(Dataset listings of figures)
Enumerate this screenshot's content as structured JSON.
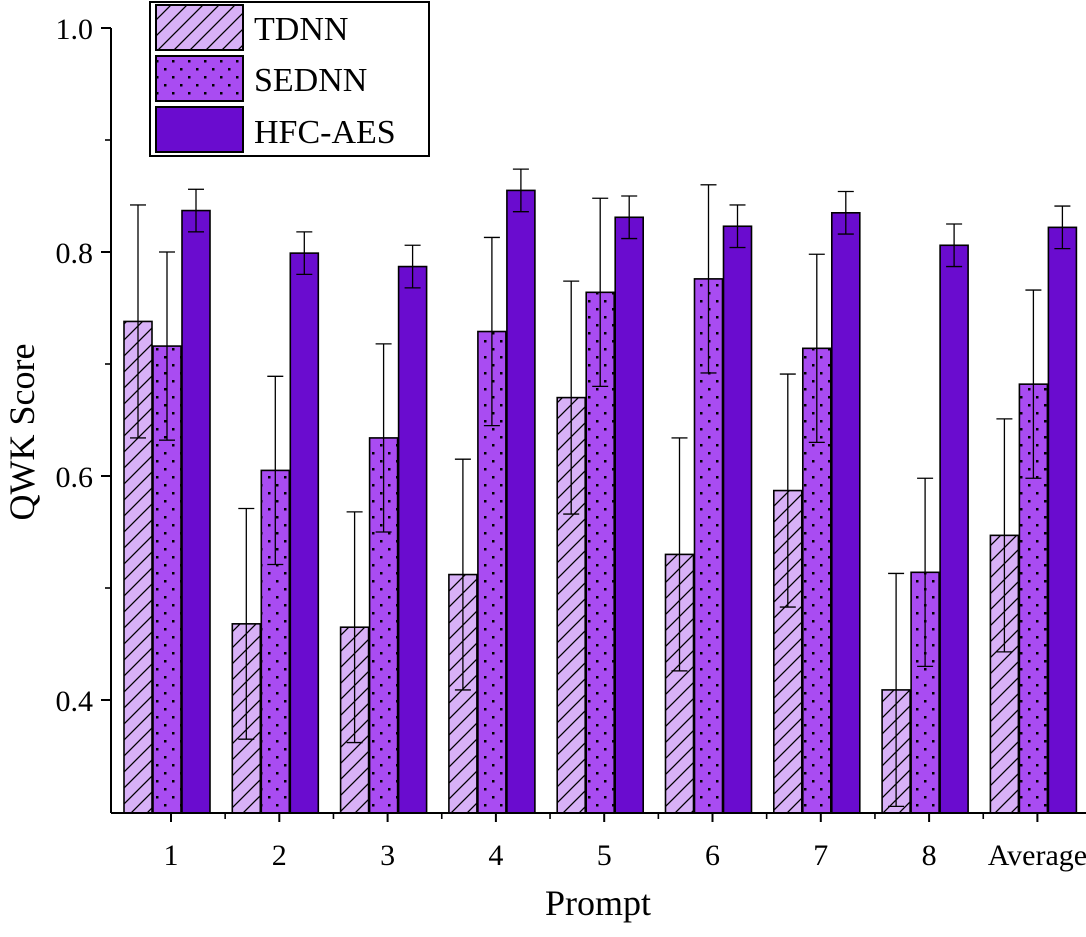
{
  "chart_data": {
    "type": "bar",
    "title": "",
    "xlabel": "Prompt",
    "ylabel": "QWK Score",
    "categories": [
      "1",
      "2",
      "3",
      "4",
      "5",
      "6",
      "7",
      "8",
      "Average"
    ],
    "ylim": [
      0.3,
      1.0
    ],
    "yticks": [
      "0.4",
      "0.6",
      "0.8",
      "1.0"
    ],
    "grid": false,
    "legend_position": "top-left",
    "series": [
      {
        "name": "TDNN",
        "pattern": "hatch",
        "color": "#d8b1f7",
        "values": [
          0.738,
          0.468,
          0.465,
          0.512,
          0.67,
          0.53,
          0.587,
          0.409,
          0.547
        ],
        "errors": [
          0.104,
          0.103,
          0.103,
          0.103,
          0.104,
          0.104,
          0.104,
          0.104,
          0.104
        ]
      },
      {
        "name": "SEDNN",
        "pattern": "dots",
        "color": "#a94cf2",
        "values": [
          0.716,
          0.605,
          0.634,
          0.729,
          0.764,
          0.776,
          0.714,
          0.514,
          0.682
        ],
        "errors": [
          0.084,
          0.084,
          0.084,
          0.084,
          0.084,
          0.084,
          0.084,
          0.084,
          0.084
        ]
      },
      {
        "name": "HFC-AES",
        "pattern": "solid",
        "color": "#6a0ccf",
        "values": [
          0.837,
          0.799,
          0.787,
          0.855,
          0.831,
          0.823,
          0.835,
          0.806,
          0.822
        ],
        "errors": [
          0.019,
          0.019,
          0.019,
          0.019,
          0.019,
          0.019,
          0.019,
          0.019,
          0.019
        ]
      }
    ]
  }
}
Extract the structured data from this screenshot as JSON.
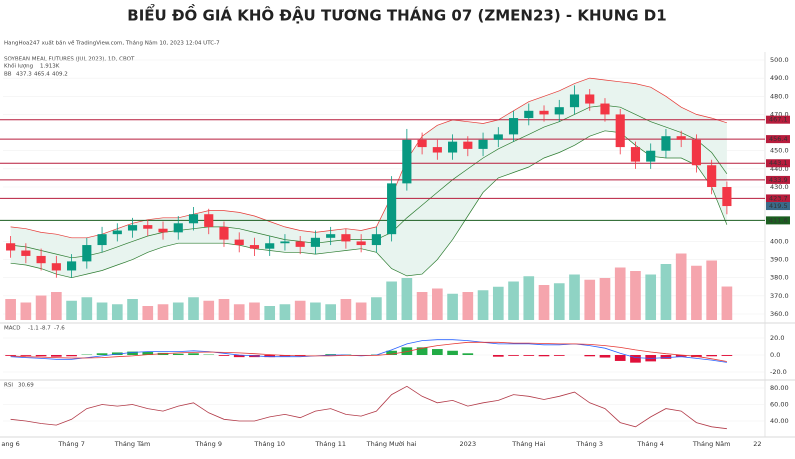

Aim:
Search the lines above for the string "this", then show every one that has it.

Task solution:
Enumerate this screenshot's content as structured JSON.
Extract the structured data from this screenshot as JSON.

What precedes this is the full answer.